▸ **PROBLEM STATEMENT**
Every line of the data that contains the string "would" must be copied.

▸ **DATA EXCERPTS**
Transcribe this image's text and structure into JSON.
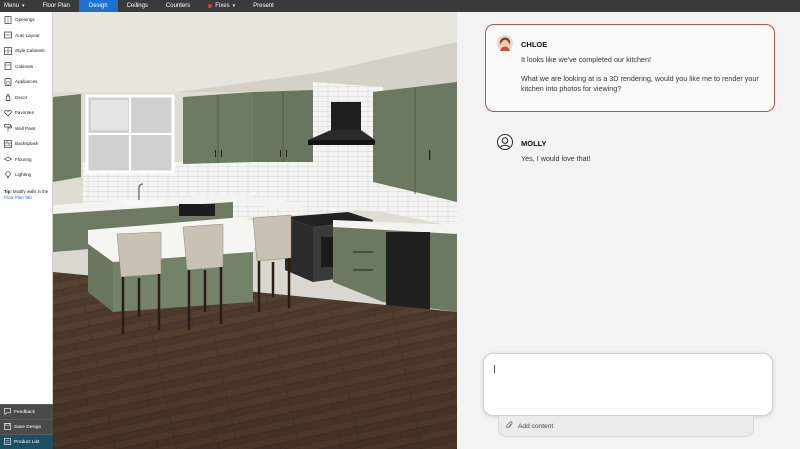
{
  "topbar": {
    "menu_label": "Menu",
    "tabs": [
      {
        "label": "Floor Plan"
      },
      {
        "label": "Design"
      },
      {
        "label": "Ceilings"
      },
      {
        "label": "Counters"
      },
      {
        "label": "Fixes"
      },
      {
        "label": "Present"
      }
    ],
    "active_tab": "Design",
    "active_color": "#1f6fd1"
  },
  "sidebar": {
    "items": [
      {
        "label": "Openings",
        "icon": "openings-icon"
      },
      {
        "label": "Auto Layout",
        "icon": "auto-layout-icon"
      },
      {
        "label": "Style Cabinets",
        "icon": "style-cabinets-icon"
      },
      {
        "label": "Cabinets",
        "icon": "cabinets-icon"
      },
      {
        "label": "Appliances",
        "icon": "appliances-icon"
      },
      {
        "label": "Decor",
        "icon": "decor-icon"
      },
      {
        "label": "Favorites",
        "icon": "heart-icon"
      },
      {
        "label": "Wall Paint",
        "icon": "paint-roller-icon"
      },
      {
        "label": "Backsplash",
        "icon": "backsplash-icon"
      },
      {
        "label": "Flooring",
        "icon": "flooring-icon"
      },
      {
        "label": "Lighting",
        "icon": "lightbulb-icon"
      }
    ],
    "tip": {
      "prefix": "Tip:",
      "text": " Modify walls in the ",
      "link": "Floor Plan Tab"
    },
    "bottom": {
      "feedback": "Feedback",
      "save": "Save Design",
      "product_list": "Product List"
    }
  },
  "chat": {
    "messages": [
      {
        "name": "CHLOE",
        "lines": [
          "It looks like we've completed our kitchen!",
          "What we are looking at is a 3D rendering, would you like me to render your kitchen into photos for viewing?"
        ],
        "highlight_color": "#c0504d"
      },
      {
        "name": "MOLLY",
        "lines": [
          "Yes, I would love that!"
        ]
      }
    ],
    "compose": {
      "placeholder": "",
      "value": ""
    },
    "attach_label": "Add content"
  }
}
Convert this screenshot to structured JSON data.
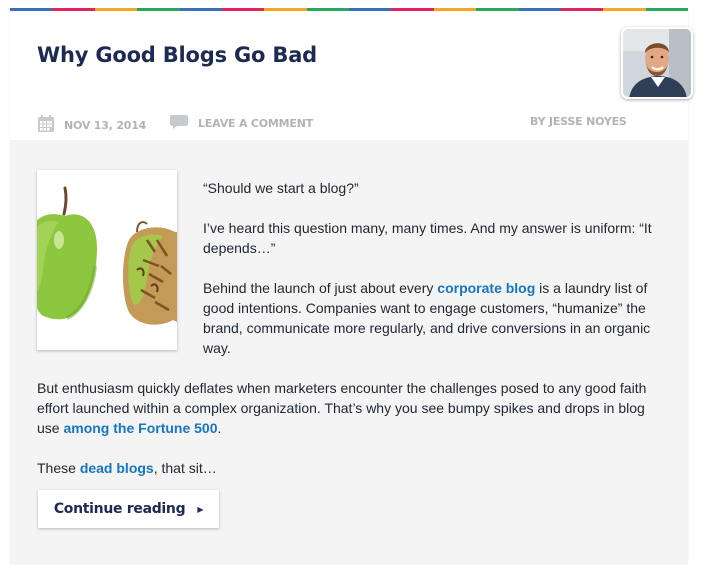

▸ **ANSWER TO THE TASK**
          "What we are looking at is a 3D rendering, would you like me to render your kitchen into photos for viewing?"
          "Yes, I would love that!"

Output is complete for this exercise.